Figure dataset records

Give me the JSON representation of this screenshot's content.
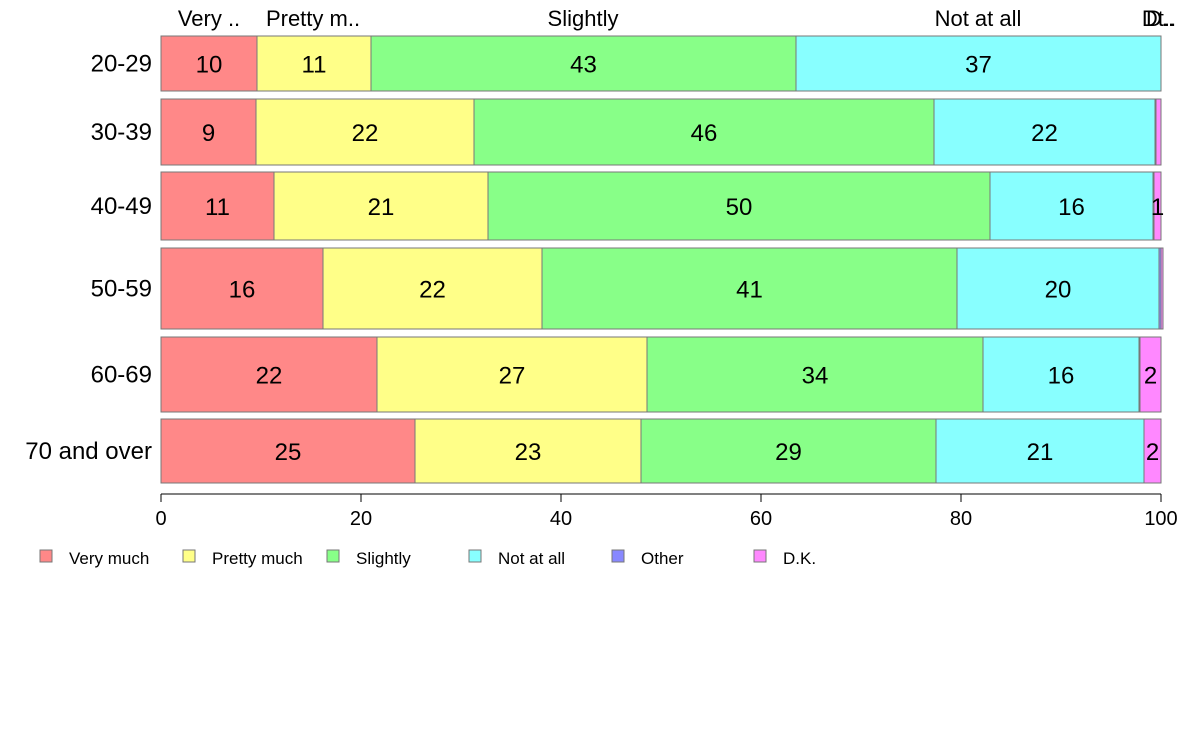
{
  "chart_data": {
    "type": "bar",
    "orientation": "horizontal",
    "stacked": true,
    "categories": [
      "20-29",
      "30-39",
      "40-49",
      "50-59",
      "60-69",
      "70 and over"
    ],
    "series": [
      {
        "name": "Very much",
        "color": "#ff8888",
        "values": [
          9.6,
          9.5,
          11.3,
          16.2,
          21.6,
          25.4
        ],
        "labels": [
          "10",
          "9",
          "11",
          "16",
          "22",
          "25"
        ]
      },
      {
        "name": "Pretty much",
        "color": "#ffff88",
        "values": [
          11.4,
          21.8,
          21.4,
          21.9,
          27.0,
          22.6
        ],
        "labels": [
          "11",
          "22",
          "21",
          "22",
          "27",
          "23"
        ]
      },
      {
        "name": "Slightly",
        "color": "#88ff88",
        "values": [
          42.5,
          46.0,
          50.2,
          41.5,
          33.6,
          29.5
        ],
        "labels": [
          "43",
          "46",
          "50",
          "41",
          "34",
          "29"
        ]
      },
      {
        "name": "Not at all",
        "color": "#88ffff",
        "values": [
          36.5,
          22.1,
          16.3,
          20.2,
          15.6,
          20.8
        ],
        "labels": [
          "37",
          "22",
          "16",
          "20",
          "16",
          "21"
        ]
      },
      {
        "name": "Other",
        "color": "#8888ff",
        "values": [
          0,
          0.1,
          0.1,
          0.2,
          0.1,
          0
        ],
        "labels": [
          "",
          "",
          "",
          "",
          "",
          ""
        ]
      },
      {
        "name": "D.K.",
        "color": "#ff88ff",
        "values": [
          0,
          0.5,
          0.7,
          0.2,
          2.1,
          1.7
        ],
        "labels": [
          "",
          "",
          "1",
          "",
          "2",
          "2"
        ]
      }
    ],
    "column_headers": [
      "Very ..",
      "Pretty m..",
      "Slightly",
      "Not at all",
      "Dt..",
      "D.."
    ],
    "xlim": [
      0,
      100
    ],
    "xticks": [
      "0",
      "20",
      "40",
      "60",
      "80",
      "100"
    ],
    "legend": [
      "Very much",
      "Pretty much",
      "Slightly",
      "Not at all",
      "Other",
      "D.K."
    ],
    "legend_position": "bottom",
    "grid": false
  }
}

--

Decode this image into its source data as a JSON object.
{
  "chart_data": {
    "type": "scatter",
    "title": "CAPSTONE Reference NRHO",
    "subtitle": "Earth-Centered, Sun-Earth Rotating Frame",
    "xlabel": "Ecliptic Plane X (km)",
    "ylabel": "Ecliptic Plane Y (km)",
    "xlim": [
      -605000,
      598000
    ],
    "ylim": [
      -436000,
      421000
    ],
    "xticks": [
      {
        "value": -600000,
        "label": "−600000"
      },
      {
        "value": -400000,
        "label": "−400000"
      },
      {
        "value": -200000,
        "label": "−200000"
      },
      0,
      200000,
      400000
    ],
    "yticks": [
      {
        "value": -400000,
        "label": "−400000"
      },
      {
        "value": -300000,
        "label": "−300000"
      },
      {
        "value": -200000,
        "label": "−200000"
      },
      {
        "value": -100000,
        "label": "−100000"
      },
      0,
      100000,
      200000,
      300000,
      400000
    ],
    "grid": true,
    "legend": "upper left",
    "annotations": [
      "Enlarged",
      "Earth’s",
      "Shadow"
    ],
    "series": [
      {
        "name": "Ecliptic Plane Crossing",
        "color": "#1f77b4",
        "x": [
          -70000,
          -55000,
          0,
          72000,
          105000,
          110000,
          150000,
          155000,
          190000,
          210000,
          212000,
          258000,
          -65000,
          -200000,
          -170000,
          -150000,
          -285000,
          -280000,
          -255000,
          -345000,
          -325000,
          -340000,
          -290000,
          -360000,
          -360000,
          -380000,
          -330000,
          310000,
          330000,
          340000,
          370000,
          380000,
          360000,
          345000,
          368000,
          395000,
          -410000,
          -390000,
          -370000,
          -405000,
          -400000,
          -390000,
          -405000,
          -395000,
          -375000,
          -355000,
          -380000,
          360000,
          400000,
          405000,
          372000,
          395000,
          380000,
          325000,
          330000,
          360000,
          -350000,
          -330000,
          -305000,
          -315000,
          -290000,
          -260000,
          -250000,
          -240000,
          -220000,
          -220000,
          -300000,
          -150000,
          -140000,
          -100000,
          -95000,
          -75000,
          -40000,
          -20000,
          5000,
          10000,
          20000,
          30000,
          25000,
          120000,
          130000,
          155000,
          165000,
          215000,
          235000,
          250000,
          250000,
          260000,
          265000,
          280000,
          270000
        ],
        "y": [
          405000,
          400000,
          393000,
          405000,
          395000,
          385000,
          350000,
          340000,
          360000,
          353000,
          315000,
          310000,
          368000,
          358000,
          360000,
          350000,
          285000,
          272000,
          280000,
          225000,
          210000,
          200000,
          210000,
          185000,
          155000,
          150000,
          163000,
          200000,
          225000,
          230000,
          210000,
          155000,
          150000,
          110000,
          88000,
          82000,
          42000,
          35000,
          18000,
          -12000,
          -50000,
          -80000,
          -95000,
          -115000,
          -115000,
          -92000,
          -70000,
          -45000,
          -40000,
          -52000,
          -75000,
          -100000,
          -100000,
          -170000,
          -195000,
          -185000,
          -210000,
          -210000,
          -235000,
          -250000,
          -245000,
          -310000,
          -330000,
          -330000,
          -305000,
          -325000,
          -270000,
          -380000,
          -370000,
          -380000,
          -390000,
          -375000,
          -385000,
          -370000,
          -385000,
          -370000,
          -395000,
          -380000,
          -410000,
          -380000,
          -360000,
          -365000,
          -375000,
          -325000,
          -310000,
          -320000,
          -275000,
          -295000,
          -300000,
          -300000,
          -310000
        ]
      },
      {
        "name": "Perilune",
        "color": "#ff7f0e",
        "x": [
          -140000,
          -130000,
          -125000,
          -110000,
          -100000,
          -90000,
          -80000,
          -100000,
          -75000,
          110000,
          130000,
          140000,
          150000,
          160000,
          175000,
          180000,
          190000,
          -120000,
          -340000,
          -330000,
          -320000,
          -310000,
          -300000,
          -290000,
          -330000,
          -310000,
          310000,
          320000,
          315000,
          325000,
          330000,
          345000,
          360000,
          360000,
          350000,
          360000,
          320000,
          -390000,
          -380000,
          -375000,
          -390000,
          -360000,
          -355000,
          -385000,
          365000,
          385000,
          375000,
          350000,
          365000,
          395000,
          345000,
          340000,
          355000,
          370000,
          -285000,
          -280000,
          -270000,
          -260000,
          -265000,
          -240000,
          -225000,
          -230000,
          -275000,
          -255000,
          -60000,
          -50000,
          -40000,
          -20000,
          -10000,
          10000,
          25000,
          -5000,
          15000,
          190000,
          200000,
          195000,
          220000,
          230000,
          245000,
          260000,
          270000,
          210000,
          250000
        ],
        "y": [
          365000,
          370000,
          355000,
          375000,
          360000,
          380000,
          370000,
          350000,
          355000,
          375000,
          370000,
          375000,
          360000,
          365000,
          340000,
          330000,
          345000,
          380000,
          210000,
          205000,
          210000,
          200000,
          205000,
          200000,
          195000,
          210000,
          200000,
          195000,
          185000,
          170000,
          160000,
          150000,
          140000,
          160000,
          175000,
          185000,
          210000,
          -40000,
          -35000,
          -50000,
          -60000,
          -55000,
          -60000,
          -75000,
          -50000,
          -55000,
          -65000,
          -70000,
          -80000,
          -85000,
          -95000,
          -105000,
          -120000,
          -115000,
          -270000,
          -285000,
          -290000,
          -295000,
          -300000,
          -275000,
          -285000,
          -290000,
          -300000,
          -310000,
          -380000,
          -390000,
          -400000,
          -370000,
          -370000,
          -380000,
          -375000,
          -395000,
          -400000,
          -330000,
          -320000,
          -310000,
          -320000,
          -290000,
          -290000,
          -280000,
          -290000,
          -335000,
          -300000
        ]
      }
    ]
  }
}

§ **Problem description**
Read through the entries and copy each line in which "JSON" appears.

§ **Task output**
Give me the JSON representation of this screenshot's content.
Decode this image into its source data as a JSON object.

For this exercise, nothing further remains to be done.